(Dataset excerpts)
——————

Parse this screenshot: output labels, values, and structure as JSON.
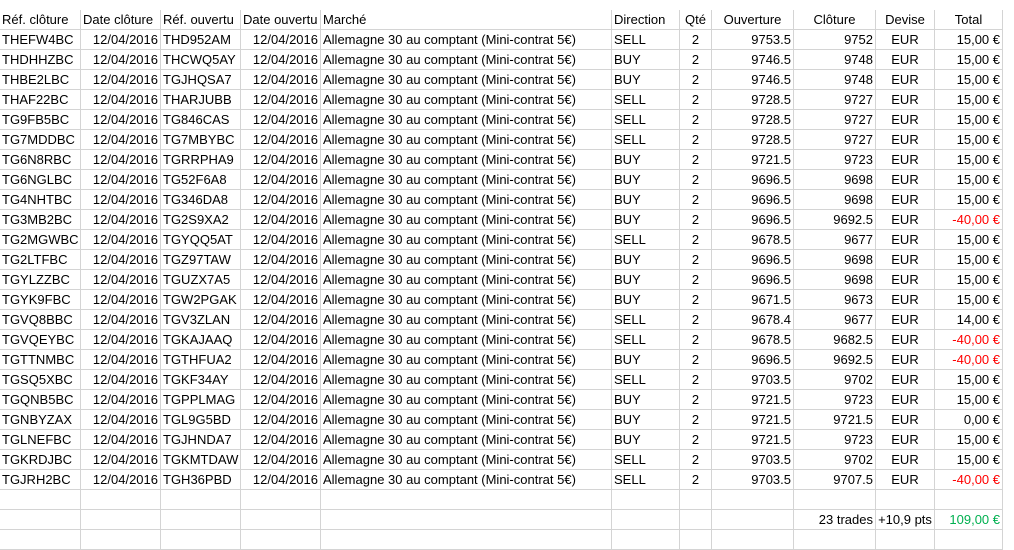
{
  "headers": [
    "Réf. clôture",
    "Date clôture",
    "Réf. ouvertu",
    "Date ouvertu",
    "Marché",
    "Direction",
    "Qté",
    "Ouverture",
    "Clôture",
    "Devise",
    "Total"
  ],
  "trades": [
    [
      "THEFW4BC",
      "12/04/2016",
      "THD952AM",
      "12/04/2016",
      "Allemagne 30 au comptant (Mini-contrat 5€)",
      "SELL",
      "2",
      "9753.5",
      "9752",
      "EUR",
      "15,00 €"
    ],
    [
      "THDHHZBC",
      "12/04/2016",
      "THCWQ5AY",
      "12/04/2016",
      "Allemagne 30 au comptant (Mini-contrat 5€)",
      "BUY",
      "2",
      "9746.5",
      "9748",
      "EUR",
      "15,00 €"
    ],
    [
      "THBE2LBC",
      "12/04/2016",
      "TGJHQSA7",
      "12/04/2016",
      "Allemagne 30 au comptant (Mini-contrat 5€)",
      "BUY",
      "2",
      "9746.5",
      "9748",
      "EUR",
      "15,00 €"
    ],
    [
      "THAF22BC",
      "12/04/2016",
      "THARJUBB",
      "12/04/2016",
      "Allemagne 30 au comptant (Mini-contrat 5€)",
      "SELL",
      "2",
      "9728.5",
      "9727",
      "EUR",
      "15,00 €"
    ],
    [
      "TG9FB5BC",
      "12/04/2016",
      "TG846CAS",
      "12/04/2016",
      "Allemagne 30 au comptant (Mini-contrat 5€)",
      "SELL",
      "2",
      "9728.5",
      "9727",
      "EUR",
      "15,00 €"
    ],
    [
      "TG7MDDBC",
      "12/04/2016",
      "TG7MBYBC",
      "12/04/2016",
      "Allemagne 30 au comptant (Mini-contrat 5€)",
      "SELL",
      "2",
      "9728.5",
      "9727",
      "EUR",
      "15,00 €"
    ],
    [
      "TG6N8RBC",
      "12/04/2016",
      "TGRRPHA9",
      "12/04/2016",
      "Allemagne 30 au comptant (Mini-contrat 5€)",
      "BUY",
      "2",
      "9721.5",
      "9723",
      "EUR",
      "15,00 €"
    ],
    [
      "TG6NGLBC",
      "12/04/2016",
      "TG52F6A8",
      "12/04/2016",
      "Allemagne 30 au comptant (Mini-contrat 5€)",
      "BUY",
      "2",
      "9696.5",
      "9698",
      "EUR",
      "15,00 €"
    ],
    [
      "TG4NHTBC",
      "12/04/2016",
      "TG346DA8",
      "12/04/2016",
      "Allemagne 30 au comptant (Mini-contrat 5€)",
      "BUY",
      "2",
      "9696.5",
      "9698",
      "EUR",
      "15,00 €"
    ],
    [
      "TG3MB2BC",
      "12/04/2016",
      "TG2S9XA2",
      "12/04/2016",
      "Allemagne 30 au comptant (Mini-contrat 5€)",
      "BUY",
      "2",
      "9696.5",
      "9692.5",
      "EUR",
      "-40,00 €"
    ],
    [
      "TG2MGWBC",
      "12/04/2016",
      "TGYQQ5AT",
      "12/04/2016",
      "Allemagne 30 au comptant (Mini-contrat 5€)",
      "SELL",
      "2",
      "9678.5",
      "9677",
      "EUR",
      "15,00 €"
    ],
    [
      "TG2LTFBC",
      "12/04/2016",
      "TGZ97TAW",
      "12/04/2016",
      "Allemagne 30 au comptant (Mini-contrat 5€)",
      "BUY",
      "2",
      "9696.5",
      "9698",
      "EUR",
      "15,00 €"
    ],
    [
      "TGYLZZBC",
      "12/04/2016",
      "TGUZX7A5",
      "12/04/2016",
      "Allemagne 30 au comptant (Mini-contrat 5€)",
      "BUY",
      "2",
      "9696.5",
      "9698",
      "EUR",
      "15,00 €"
    ],
    [
      "TGYK9FBC",
      "12/04/2016",
      "TGW2PGAK",
      "12/04/2016",
      "Allemagne 30 au comptant (Mini-contrat 5€)",
      "BUY",
      "2",
      "9671.5",
      "9673",
      "EUR",
      "15,00 €"
    ],
    [
      "TGVQ8BBC",
      "12/04/2016",
      "TGV3ZLAN",
      "12/04/2016",
      "Allemagne 30 au comptant (Mini-contrat 5€)",
      "SELL",
      "2",
      "9678.4",
      "9677",
      "EUR",
      "14,00 €"
    ],
    [
      "TGVQEYBC",
      "12/04/2016",
      "TGKAJAAQ",
      "12/04/2016",
      "Allemagne 30 au comptant (Mini-contrat 5€)",
      "SELL",
      "2",
      "9678.5",
      "9682.5",
      "EUR",
      "-40,00 €"
    ],
    [
      "TGTTNMBC",
      "12/04/2016",
      "TGTHFUA2",
      "12/04/2016",
      "Allemagne 30 au comptant (Mini-contrat 5€)",
      "BUY",
      "2",
      "9696.5",
      "9692.5",
      "EUR",
      "-40,00 €"
    ],
    [
      "TGSQ5XBC",
      "12/04/2016",
      "TGKF34AY",
      "12/04/2016",
      "Allemagne 30 au comptant (Mini-contrat 5€)",
      "SELL",
      "2",
      "9703.5",
      "9702",
      "EUR",
      "15,00 €"
    ],
    [
      "TGQNB5BC",
      "12/04/2016",
      "TGPPLMAG",
      "12/04/2016",
      "Allemagne 30 au comptant (Mini-contrat 5€)",
      "BUY",
      "2",
      "9721.5",
      "9723",
      "EUR",
      "15,00 €"
    ],
    [
      "TGNBYZAX",
      "12/04/2016",
      "TGL9G5BD",
      "12/04/2016",
      "Allemagne 30 au comptant (Mini-contrat 5€)",
      "BUY",
      "2",
      "9721.5",
      "9721.5",
      "EUR",
      "0,00 €"
    ],
    [
      "TGLNEFBC",
      "12/04/2016",
      "TGJHNDA7",
      "12/04/2016",
      "Allemagne 30 au comptant (Mini-contrat 5€)",
      "BUY",
      "2",
      "9721.5",
      "9723",
      "EUR",
      "15,00 €"
    ],
    [
      "TGKRDJBC",
      "12/04/2016",
      "TGKMTDAW",
      "12/04/2016",
      "Allemagne 30 au comptant (Mini-contrat 5€)",
      "SELL",
      "2",
      "9703.5",
      "9702",
      "EUR",
      "15,00 €"
    ],
    [
      "TGJRH2BC",
      "12/04/2016",
      "TGH36PBD",
      "12/04/2016",
      "Allemagne 30 au comptant (Mini-contrat 5€)",
      "SELL",
      "2",
      "9703.5",
      "9707.5",
      "EUR",
      "-40,00 €"
    ]
  ],
  "summary": {
    "trades_count": "23 trades",
    "points": "+10,9 pts",
    "total": "109,00 €"
  },
  "colors": {
    "negative": "#ff0000",
    "positive_total": "#00b050",
    "gridline": "#d4d4d4"
  }
}
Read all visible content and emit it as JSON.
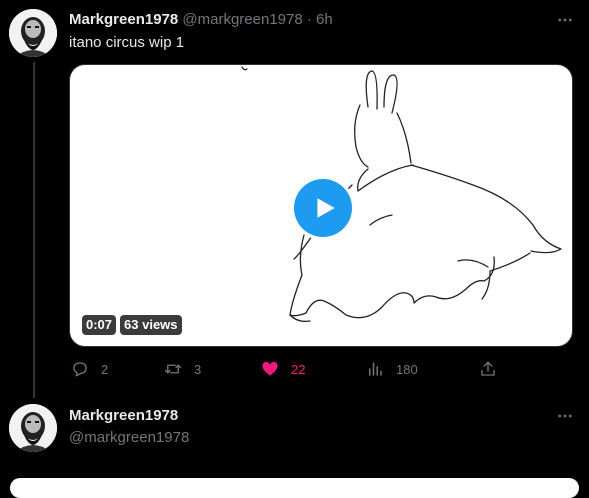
{
  "tweet1": {
    "display_name": "Markgreen1978",
    "handle": "@markgreen1978",
    "separator": "·",
    "time": "6h",
    "text": "itano circus wip 1",
    "video": {
      "duration": "0:07",
      "views": "63 views"
    },
    "actions": {
      "replies": "2",
      "retweets": "3",
      "likes": "22",
      "views": "180"
    },
    "like_color": "#f91880"
  },
  "tweet2": {
    "display_name": "Markgreen1978",
    "handle": "@markgreen1978"
  },
  "colors": {
    "background": "#000000",
    "text_primary": "#e7e9ea",
    "text_secondary": "#71767b",
    "accent": "#1d9bf0"
  },
  "icons": [
    "more-icon",
    "play-icon",
    "reply-icon",
    "retweet-icon",
    "heart-icon",
    "views-icon",
    "share-icon"
  ]
}
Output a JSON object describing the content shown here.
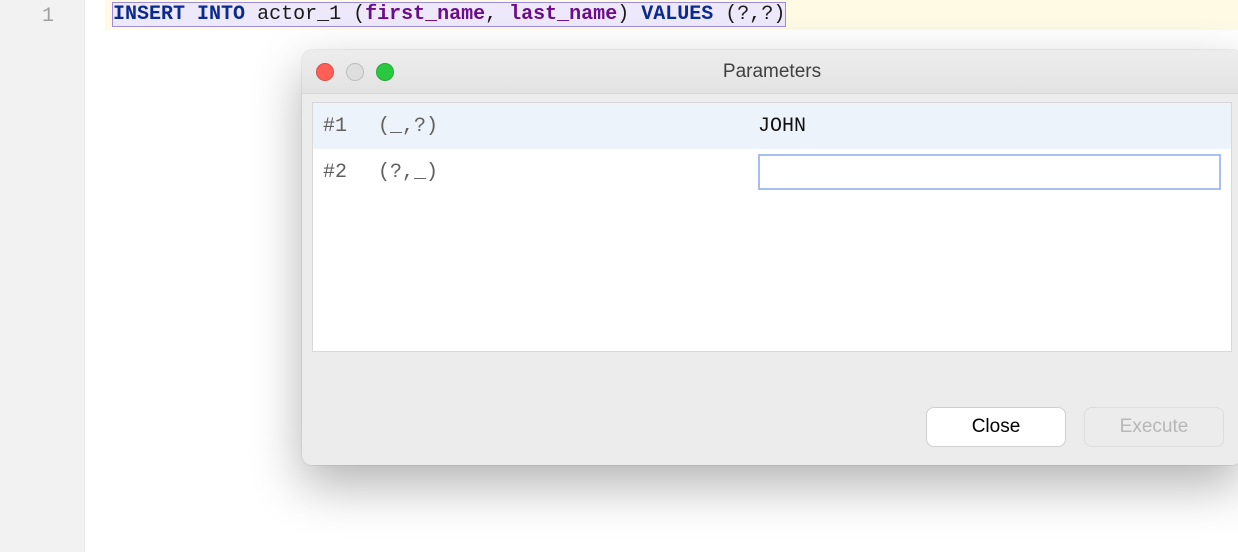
{
  "editor": {
    "line_number": "1",
    "tokens": {
      "insert": "INSERT",
      "into": "INTO",
      "table": "actor_1",
      "lp1": "(",
      "col1": "first_name",
      "comma1": ",",
      "col2": "last_name",
      "rp1": ")",
      "values_kw": "VALUES",
      "lp2": "(",
      "q1": "?",
      "comma2": ",",
      "q2": "?",
      "rp2": ")"
    }
  },
  "dialog": {
    "title": "Parameters",
    "params": [
      {
        "num": "#1",
        "hint": "(_,?)",
        "value": "JOHN",
        "editing": false
      },
      {
        "num": "#2",
        "hint": "(?,_)",
        "value": "",
        "editing": true
      }
    ],
    "buttons": {
      "close": "Close",
      "execute": "Execute"
    }
  }
}
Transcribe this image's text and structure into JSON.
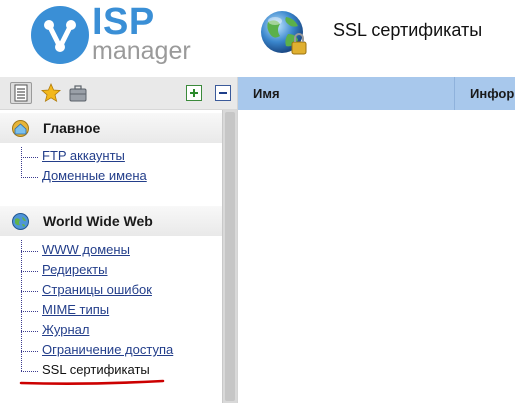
{
  "header": {
    "logo_primary": "ISP",
    "logo_secondary": "manager",
    "page_title": "SSL сертификаты"
  },
  "sidebar": {
    "sections": [
      {
        "label": "Главное",
        "items": [
          "FTP аккаунты",
          "Доменные имена"
        ]
      },
      {
        "label": "World Wide Web",
        "items": [
          "WWW домены",
          "Редиректы",
          "Страницы ошибок",
          "MIME типы",
          "Журнал",
          "Ограничение доступа",
          "SSL сертификаты"
        ]
      }
    ]
  },
  "table": {
    "columns": [
      "Имя",
      "Информация"
    ]
  },
  "colors": {
    "accent_blue": "#3a8fd6",
    "list_header": "#a8c8ec",
    "link": "#233e8a",
    "highlight_underline": "#cc0000"
  }
}
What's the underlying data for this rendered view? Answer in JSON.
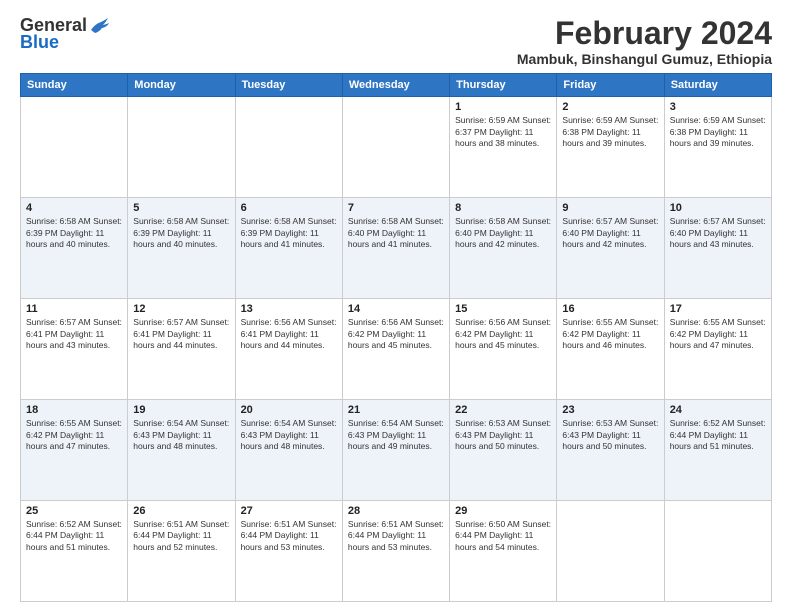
{
  "logo": {
    "general": "General",
    "blue": "Blue"
  },
  "title": "February 2024",
  "subtitle": "Mambuk, Binshangul Gumuz, Ethiopia",
  "days_of_week": [
    "Sunday",
    "Monday",
    "Tuesday",
    "Wednesday",
    "Thursday",
    "Friday",
    "Saturday"
  ],
  "weeks": [
    [
      {
        "day": "",
        "info": ""
      },
      {
        "day": "",
        "info": ""
      },
      {
        "day": "",
        "info": ""
      },
      {
        "day": "",
        "info": ""
      },
      {
        "day": "1",
        "info": "Sunrise: 6:59 AM\nSunset: 6:37 PM\nDaylight: 11 hours and 38 minutes."
      },
      {
        "day": "2",
        "info": "Sunrise: 6:59 AM\nSunset: 6:38 PM\nDaylight: 11 hours and 39 minutes."
      },
      {
        "day": "3",
        "info": "Sunrise: 6:59 AM\nSunset: 6:38 PM\nDaylight: 11 hours and 39 minutes."
      }
    ],
    [
      {
        "day": "4",
        "info": "Sunrise: 6:58 AM\nSunset: 6:39 PM\nDaylight: 11 hours and 40 minutes."
      },
      {
        "day": "5",
        "info": "Sunrise: 6:58 AM\nSunset: 6:39 PM\nDaylight: 11 hours and 40 minutes."
      },
      {
        "day": "6",
        "info": "Sunrise: 6:58 AM\nSunset: 6:39 PM\nDaylight: 11 hours and 41 minutes."
      },
      {
        "day": "7",
        "info": "Sunrise: 6:58 AM\nSunset: 6:40 PM\nDaylight: 11 hours and 41 minutes."
      },
      {
        "day": "8",
        "info": "Sunrise: 6:58 AM\nSunset: 6:40 PM\nDaylight: 11 hours and 42 minutes."
      },
      {
        "day": "9",
        "info": "Sunrise: 6:57 AM\nSunset: 6:40 PM\nDaylight: 11 hours and 42 minutes."
      },
      {
        "day": "10",
        "info": "Sunrise: 6:57 AM\nSunset: 6:40 PM\nDaylight: 11 hours and 43 minutes."
      }
    ],
    [
      {
        "day": "11",
        "info": "Sunrise: 6:57 AM\nSunset: 6:41 PM\nDaylight: 11 hours and 43 minutes."
      },
      {
        "day": "12",
        "info": "Sunrise: 6:57 AM\nSunset: 6:41 PM\nDaylight: 11 hours and 44 minutes."
      },
      {
        "day": "13",
        "info": "Sunrise: 6:56 AM\nSunset: 6:41 PM\nDaylight: 11 hours and 44 minutes."
      },
      {
        "day": "14",
        "info": "Sunrise: 6:56 AM\nSunset: 6:42 PM\nDaylight: 11 hours and 45 minutes."
      },
      {
        "day": "15",
        "info": "Sunrise: 6:56 AM\nSunset: 6:42 PM\nDaylight: 11 hours and 45 minutes."
      },
      {
        "day": "16",
        "info": "Sunrise: 6:55 AM\nSunset: 6:42 PM\nDaylight: 11 hours and 46 minutes."
      },
      {
        "day": "17",
        "info": "Sunrise: 6:55 AM\nSunset: 6:42 PM\nDaylight: 11 hours and 47 minutes."
      }
    ],
    [
      {
        "day": "18",
        "info": "Sunrise: 6:55 AM\nSunset: 6:42 PM\nDaylight: 11 hours and 47 minutes."
      },
      {
        "day": "19",
        "info": "Sunrise: 6:54 AM\nSunset: 6:43 PM\nDaylight: 11 hours and 48 minutes."
      },
      {
        "day": "20",
        "info": "Sunrise: 6:54 AM\nSunset: 6:43 PM\nDaylight: 11 hours and 48 minutes."
      },
      {
        "day": "21",
        "info": "Sunrise: 6:54 AM\nSunset: 6:43 PM\nDaylight: 11 hours and 49 minutes."
      },
      {
        "day": "22",
        "info": "Sunrise: 6:53 AM\nSunset: 6:43 PM\nDaylight: 11 hours and 50 minutes."
      },
      {
        "day": "23",
        "info": "Sunrise: 6:53 AM\nSunset: 6:43 PM\nDaylight: 11 hours and 50 minutes."
      },
      {
        "day": "24",
        "info": "Sunrise: 6:52 AM\nSunset: 6:44 PM\nDaylight: 11 hours and 51 minutes."
      }
    ],
    [
      {
        "day": "25",
        "info": "Sunrise: 6:52 AM\nSunset: 6:44 PM\nDaylight: 11 hours and 51 minutes."
      },
      {
        "day": "26",
        "info": "Sunrise: 6:51 AM\nSunset: 6:44 PM\nDaylight: 11 hours and 52 minutes."
      },
      {
        "day": "27",
        "info": "Sunrise: 6:51 AM\nSunset: 6:44 PM\nDaylight: 11 hours and 53 minutes."
      },
      {
        "day": "28",
        "info": "Sunrise: 6:51 AM\nSunset: 6:44 PM\nDaylight: 11 hours and 53 minutes."
      },
      {
        "day": "29",
        "info": "Sunrise: 6:50 AM\nSunset: 6:44 PM\nDaylight: 11 hours and 54 minutes."
      },
      {
        "day": "",
        "info": ""
      },
      {
        "day": "",
        "info": ""
      }
    ]
  ]
}
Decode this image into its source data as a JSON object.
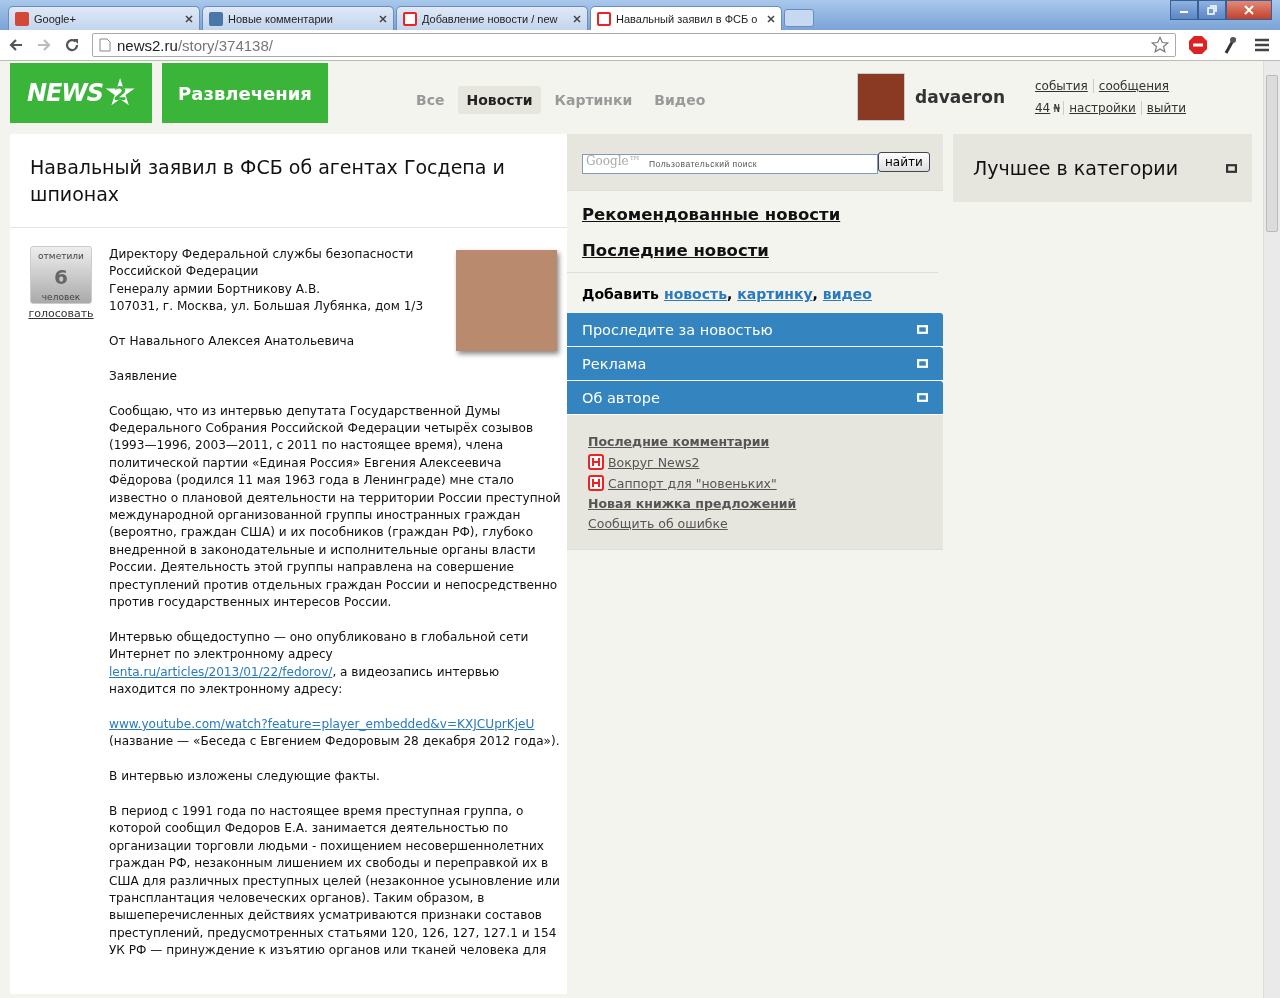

——————

● Description of the task
Show the lines of the records that contain the word "JSON".

● Reply to the task
Parse this screenshot: output labels, values, and structure as JSON.
Read all visible content and emit it as JSON.
Output a JSON object describing the content shown here.
Transcribe this image's text and structure into JSON.
What's the underlying data for this rendered view? Answer in JSON.
Decode this image into its source data as a JSON object.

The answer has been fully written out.